> [Given instruction]
Could you switch "periphery" to "rim" in the data from its first line through the line containing "The seal plate 40 is at (432, 143).", including that line, and return only those lines with nothing else altered?

> [Dataset rows]
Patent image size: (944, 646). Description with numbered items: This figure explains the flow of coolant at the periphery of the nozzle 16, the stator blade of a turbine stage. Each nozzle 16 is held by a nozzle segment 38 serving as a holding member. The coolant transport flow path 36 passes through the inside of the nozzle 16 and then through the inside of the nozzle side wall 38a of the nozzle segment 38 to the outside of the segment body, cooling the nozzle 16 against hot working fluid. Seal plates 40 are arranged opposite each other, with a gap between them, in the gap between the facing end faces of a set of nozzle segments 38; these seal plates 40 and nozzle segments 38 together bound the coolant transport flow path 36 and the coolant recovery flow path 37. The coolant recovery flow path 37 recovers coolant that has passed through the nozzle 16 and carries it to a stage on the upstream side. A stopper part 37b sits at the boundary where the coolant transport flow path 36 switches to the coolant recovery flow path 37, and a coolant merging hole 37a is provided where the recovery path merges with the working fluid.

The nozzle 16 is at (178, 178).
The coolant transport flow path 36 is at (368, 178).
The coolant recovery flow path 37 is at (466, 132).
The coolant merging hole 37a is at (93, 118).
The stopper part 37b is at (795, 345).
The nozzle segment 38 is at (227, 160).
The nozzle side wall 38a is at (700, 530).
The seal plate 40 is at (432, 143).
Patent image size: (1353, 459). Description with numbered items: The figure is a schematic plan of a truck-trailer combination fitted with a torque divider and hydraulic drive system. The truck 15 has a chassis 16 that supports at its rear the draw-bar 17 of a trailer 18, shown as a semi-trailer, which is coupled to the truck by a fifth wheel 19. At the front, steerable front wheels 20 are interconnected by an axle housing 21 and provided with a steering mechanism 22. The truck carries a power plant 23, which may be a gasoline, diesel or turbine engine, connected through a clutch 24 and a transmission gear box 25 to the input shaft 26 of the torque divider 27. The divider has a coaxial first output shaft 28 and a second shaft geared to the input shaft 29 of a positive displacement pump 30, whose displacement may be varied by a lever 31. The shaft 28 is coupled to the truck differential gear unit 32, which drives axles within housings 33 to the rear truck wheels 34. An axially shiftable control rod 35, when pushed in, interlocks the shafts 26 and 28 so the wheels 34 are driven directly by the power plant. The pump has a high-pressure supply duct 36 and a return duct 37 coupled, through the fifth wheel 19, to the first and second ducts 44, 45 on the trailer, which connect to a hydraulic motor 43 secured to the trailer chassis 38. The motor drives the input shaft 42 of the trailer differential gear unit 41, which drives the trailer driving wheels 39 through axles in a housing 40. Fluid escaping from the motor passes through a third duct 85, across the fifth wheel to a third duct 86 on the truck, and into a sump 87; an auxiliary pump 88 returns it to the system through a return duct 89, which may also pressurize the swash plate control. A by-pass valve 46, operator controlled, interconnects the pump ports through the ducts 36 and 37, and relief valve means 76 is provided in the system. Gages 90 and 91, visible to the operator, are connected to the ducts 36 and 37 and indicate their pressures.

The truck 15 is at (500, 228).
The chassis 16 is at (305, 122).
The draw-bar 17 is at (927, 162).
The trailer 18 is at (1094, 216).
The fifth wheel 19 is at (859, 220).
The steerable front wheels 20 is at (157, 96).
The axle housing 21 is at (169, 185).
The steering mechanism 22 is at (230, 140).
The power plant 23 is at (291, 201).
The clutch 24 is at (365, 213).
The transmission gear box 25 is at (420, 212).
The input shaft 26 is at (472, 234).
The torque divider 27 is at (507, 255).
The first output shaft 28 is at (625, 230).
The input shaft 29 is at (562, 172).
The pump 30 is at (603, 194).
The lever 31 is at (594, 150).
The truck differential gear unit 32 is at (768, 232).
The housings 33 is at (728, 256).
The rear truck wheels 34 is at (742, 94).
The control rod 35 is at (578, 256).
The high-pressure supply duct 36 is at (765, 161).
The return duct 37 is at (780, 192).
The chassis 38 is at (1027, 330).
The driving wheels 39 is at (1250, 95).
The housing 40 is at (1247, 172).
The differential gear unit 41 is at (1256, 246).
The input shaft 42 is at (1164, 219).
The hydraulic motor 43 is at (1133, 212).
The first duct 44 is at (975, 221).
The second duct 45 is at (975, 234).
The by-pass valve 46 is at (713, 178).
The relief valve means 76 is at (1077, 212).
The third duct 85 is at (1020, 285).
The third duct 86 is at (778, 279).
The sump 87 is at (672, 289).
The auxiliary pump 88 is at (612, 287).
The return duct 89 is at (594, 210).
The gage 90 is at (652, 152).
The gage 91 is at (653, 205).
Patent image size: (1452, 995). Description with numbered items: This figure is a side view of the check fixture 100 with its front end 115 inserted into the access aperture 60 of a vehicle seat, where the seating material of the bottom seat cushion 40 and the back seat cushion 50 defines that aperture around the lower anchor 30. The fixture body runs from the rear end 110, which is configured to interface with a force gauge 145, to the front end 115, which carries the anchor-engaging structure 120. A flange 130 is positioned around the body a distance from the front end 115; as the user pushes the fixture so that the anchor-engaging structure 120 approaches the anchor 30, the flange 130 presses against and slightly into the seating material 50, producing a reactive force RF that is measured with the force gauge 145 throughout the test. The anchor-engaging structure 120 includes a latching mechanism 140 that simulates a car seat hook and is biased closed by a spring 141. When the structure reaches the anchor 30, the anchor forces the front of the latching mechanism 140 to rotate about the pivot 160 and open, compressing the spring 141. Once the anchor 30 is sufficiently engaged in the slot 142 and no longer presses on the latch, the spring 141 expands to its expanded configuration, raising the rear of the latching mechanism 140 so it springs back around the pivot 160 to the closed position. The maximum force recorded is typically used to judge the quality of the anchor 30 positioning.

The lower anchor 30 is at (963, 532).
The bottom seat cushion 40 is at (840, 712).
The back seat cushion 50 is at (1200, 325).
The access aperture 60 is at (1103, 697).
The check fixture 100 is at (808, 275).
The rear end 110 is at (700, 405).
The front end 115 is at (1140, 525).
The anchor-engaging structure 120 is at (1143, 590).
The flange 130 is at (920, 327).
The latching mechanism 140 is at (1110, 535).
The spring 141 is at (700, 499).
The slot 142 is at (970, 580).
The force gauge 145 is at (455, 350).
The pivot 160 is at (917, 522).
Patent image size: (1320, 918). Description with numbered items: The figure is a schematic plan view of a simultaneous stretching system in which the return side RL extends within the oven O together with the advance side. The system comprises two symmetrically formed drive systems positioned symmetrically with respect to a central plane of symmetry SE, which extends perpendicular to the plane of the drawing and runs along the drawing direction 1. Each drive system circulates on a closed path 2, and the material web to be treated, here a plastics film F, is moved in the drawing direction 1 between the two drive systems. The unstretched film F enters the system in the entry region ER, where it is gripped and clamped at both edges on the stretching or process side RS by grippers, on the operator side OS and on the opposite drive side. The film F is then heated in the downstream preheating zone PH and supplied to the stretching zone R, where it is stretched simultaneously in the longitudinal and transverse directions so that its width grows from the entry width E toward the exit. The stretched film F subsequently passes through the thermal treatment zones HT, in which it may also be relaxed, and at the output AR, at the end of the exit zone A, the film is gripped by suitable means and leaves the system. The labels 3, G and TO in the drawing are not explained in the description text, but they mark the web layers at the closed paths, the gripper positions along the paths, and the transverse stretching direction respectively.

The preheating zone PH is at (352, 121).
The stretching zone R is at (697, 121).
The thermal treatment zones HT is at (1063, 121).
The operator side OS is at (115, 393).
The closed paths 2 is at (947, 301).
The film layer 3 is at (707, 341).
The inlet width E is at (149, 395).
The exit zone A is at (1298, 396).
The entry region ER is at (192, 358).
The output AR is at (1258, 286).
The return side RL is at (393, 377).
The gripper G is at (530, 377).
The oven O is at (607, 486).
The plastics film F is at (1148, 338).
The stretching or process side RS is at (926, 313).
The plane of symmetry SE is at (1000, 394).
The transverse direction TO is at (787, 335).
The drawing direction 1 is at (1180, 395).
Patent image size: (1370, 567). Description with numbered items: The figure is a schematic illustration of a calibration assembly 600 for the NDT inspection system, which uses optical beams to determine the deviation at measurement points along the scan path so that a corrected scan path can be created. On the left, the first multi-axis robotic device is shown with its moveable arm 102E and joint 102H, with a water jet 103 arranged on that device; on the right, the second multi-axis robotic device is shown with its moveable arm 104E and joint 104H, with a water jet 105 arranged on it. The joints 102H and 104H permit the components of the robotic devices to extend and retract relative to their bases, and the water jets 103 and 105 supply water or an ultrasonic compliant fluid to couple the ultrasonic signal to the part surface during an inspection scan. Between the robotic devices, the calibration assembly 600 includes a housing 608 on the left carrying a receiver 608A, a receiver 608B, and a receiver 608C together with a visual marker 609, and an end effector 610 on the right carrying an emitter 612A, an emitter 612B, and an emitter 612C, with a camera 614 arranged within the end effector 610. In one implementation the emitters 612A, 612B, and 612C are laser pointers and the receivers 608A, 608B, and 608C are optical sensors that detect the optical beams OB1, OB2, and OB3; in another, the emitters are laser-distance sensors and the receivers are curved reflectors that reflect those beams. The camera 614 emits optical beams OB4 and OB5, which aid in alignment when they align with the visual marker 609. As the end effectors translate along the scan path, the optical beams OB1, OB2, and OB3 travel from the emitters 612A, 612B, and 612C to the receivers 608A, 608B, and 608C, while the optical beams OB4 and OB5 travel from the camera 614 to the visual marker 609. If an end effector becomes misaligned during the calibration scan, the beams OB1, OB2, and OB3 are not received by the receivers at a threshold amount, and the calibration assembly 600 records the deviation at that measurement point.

> [Task answer]
Patent image size: (944, 646). Description with numbered items: This figure explains the flow of coolant at the rim of the nozzle 16, the stator blade of a turbine stage. Each nozzle 16 is held by a nozzle segment 38 serving as a holding member. The coolant transport flow path 36 passes through the inside of the nozzle 16 and then through the inside of the nozzle side wall 38a of the nozzle segment 38 to the outside of the segment body, cooling the nozzle 16 against hot working fluid. Seal plates 40 are arranged opposite each other, with a gap between them, in the gap between the facing end faces of a set of nozzle segments 38; these seal plates 40 and nozzle segments 38 together bound the coolant transport flow path 36 and the coolant recovery flow path 37. The coolant recovery flow path 37 recovers coolant that has passed through the nozzle 16 and carries it to a stage on the upstream side. A stopper part 37b sits at the boundary where the coolant transport flow path 36 switches to the coolant recovery flow path 37, and a coolant merging hole 37a is provided where the recovery path merges with the working fluid.

The nozzle 16 is at (178, 178).
The coolant transport flow path 36 is at (368, 178).
The coolant recovery flow path 37 is at (466, 132).
The coolant merging hole 37a is at (93, 118).
The stopper part 37b is at (795, 345).
The nozzle segment 38 is at (227, 160).
The nozzle side wall 38a is at (700, 530).
The seal plate 40 is at (432, 143).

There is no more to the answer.